Gather, from the listing beneath this task, every line holding the string "limited".

=== EXCERPTED RECORDS ===

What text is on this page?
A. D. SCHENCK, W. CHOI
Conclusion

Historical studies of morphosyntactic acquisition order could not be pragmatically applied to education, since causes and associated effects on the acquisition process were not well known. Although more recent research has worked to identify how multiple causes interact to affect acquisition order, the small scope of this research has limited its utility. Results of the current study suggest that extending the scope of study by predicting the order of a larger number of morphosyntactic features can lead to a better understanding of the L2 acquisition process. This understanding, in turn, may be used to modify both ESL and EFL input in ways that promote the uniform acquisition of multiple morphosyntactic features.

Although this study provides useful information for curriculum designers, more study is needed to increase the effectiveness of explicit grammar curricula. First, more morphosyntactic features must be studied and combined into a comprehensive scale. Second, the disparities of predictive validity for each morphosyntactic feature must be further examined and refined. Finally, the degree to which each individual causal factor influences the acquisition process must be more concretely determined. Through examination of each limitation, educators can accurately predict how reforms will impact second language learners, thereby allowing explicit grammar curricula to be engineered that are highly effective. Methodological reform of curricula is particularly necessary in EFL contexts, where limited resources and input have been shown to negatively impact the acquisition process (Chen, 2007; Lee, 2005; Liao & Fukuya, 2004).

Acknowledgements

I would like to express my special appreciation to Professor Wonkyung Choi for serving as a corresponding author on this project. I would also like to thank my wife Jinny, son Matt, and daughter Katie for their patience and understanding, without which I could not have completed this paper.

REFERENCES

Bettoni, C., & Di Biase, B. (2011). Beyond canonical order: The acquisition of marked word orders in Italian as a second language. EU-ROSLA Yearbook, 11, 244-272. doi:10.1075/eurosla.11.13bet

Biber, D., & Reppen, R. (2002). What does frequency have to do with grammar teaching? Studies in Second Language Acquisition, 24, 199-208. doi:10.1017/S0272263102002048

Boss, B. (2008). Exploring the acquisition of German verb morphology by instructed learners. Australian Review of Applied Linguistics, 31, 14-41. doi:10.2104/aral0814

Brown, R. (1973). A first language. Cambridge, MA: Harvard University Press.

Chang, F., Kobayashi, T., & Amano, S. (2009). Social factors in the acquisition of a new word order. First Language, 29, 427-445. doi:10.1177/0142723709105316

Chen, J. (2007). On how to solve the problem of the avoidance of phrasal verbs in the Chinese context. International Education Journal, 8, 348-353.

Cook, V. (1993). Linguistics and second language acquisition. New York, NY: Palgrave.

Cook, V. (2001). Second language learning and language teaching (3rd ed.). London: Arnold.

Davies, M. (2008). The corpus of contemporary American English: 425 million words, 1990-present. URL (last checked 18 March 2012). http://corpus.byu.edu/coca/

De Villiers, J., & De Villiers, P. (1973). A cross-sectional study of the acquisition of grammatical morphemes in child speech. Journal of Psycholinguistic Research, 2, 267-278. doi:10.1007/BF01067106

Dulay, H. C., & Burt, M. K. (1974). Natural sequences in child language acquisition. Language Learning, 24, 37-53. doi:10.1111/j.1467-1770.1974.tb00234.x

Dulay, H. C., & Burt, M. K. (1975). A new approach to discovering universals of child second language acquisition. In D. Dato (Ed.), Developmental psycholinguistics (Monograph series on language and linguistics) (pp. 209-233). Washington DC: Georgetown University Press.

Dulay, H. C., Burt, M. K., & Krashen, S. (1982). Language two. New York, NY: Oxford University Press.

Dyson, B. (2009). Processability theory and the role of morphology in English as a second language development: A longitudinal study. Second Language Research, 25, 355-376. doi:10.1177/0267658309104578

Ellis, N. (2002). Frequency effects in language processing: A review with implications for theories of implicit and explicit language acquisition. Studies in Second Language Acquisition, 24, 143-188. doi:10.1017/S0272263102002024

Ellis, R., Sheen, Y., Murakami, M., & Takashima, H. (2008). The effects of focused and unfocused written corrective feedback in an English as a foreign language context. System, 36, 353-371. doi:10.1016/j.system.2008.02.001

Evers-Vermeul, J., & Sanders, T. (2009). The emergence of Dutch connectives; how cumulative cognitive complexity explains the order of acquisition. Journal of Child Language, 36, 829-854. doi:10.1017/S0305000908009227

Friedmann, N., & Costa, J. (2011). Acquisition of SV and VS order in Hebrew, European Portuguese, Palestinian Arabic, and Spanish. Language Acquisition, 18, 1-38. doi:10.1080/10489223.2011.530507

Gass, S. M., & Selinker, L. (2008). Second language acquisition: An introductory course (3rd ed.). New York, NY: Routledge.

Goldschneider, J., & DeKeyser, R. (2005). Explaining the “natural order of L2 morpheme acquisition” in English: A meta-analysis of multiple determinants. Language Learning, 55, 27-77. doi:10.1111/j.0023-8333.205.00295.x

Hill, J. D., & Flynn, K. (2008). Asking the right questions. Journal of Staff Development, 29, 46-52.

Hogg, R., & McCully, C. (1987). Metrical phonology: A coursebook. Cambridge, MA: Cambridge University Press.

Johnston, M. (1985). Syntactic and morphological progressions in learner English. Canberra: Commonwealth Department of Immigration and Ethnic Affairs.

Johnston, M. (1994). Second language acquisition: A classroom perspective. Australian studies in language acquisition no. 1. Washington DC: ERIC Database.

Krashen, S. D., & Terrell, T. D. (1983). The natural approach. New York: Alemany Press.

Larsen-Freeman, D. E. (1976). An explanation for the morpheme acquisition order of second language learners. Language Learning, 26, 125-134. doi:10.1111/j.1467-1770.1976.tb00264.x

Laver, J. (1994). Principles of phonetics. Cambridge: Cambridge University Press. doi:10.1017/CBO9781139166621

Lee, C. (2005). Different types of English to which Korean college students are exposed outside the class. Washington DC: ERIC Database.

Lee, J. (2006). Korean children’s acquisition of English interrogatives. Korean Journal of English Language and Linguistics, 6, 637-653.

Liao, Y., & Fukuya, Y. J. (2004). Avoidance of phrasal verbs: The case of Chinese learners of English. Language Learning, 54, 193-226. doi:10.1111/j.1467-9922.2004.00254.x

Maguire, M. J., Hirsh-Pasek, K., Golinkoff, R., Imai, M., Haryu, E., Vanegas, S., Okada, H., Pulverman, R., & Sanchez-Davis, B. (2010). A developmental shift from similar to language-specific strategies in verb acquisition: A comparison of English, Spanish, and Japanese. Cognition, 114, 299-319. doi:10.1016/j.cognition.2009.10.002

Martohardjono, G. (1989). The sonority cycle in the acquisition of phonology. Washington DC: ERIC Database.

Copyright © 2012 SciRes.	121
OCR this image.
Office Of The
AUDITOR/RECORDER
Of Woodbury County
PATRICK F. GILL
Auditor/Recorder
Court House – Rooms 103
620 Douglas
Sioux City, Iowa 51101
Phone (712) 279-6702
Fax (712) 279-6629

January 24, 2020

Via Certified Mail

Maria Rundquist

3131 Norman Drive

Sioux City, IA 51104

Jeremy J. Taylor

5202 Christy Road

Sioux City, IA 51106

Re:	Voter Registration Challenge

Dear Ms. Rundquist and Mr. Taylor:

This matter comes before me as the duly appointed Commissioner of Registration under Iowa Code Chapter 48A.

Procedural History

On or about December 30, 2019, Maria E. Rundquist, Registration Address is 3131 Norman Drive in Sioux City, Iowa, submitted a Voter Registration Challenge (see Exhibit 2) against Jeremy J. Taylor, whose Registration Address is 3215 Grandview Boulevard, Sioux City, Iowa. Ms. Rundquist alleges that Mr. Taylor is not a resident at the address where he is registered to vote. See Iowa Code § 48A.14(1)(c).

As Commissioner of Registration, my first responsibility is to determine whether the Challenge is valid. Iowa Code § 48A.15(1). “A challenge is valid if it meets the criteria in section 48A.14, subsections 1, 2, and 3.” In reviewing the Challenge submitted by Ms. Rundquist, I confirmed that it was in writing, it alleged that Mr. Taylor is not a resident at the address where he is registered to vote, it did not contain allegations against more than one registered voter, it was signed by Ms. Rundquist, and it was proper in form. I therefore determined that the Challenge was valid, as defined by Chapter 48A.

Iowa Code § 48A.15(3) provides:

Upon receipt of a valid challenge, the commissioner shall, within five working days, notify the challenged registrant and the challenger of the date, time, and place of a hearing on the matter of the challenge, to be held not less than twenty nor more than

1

===

■ FINISHED ANSWER:
Historical studies of morphosyntactic acquisition order could not be pragmatically applied to education, since causes and associated effects on the acquisition process were not well known. Although more recent research has worked to identify how multiple causes interact to affect acquisition order, the small scope of this research has limited its utility. Results of the current study suggest that extending the scope of study by predicting the order of a larger number of morphosyntactic features can lead to a better understanding of the L2 acquisition process. This understanding, in turn, may be used to modify both ESL and EFL input in ways that promote the uniform acquisition of multiple morphosyntactic features.
Although this study provides useful information for curriculum designers, more study is needed to increase the effectiveness of explicit grammar curricula. First, more morphosyntactic features must be studied and combined into a comprehensive scale. Second, the disparities of predictive validity for each morphosyntactic feature must be further examined and refined. Finally, the degree to which each individual causal factor influences the acquisition process must be more concretely determined. Through examination of each limitation, educators can accurately predict how reforms will impact second language learners, thereby allowing explicit grammar curricula to be engineered that are highly effective. Methodological reform of curricula is particularly necessary in EFL contexts, where limited resources and input have been shown to negatively impact the acquisition process (Chen, 2007; Lee, 2005; Liao & Fukuya, 2004).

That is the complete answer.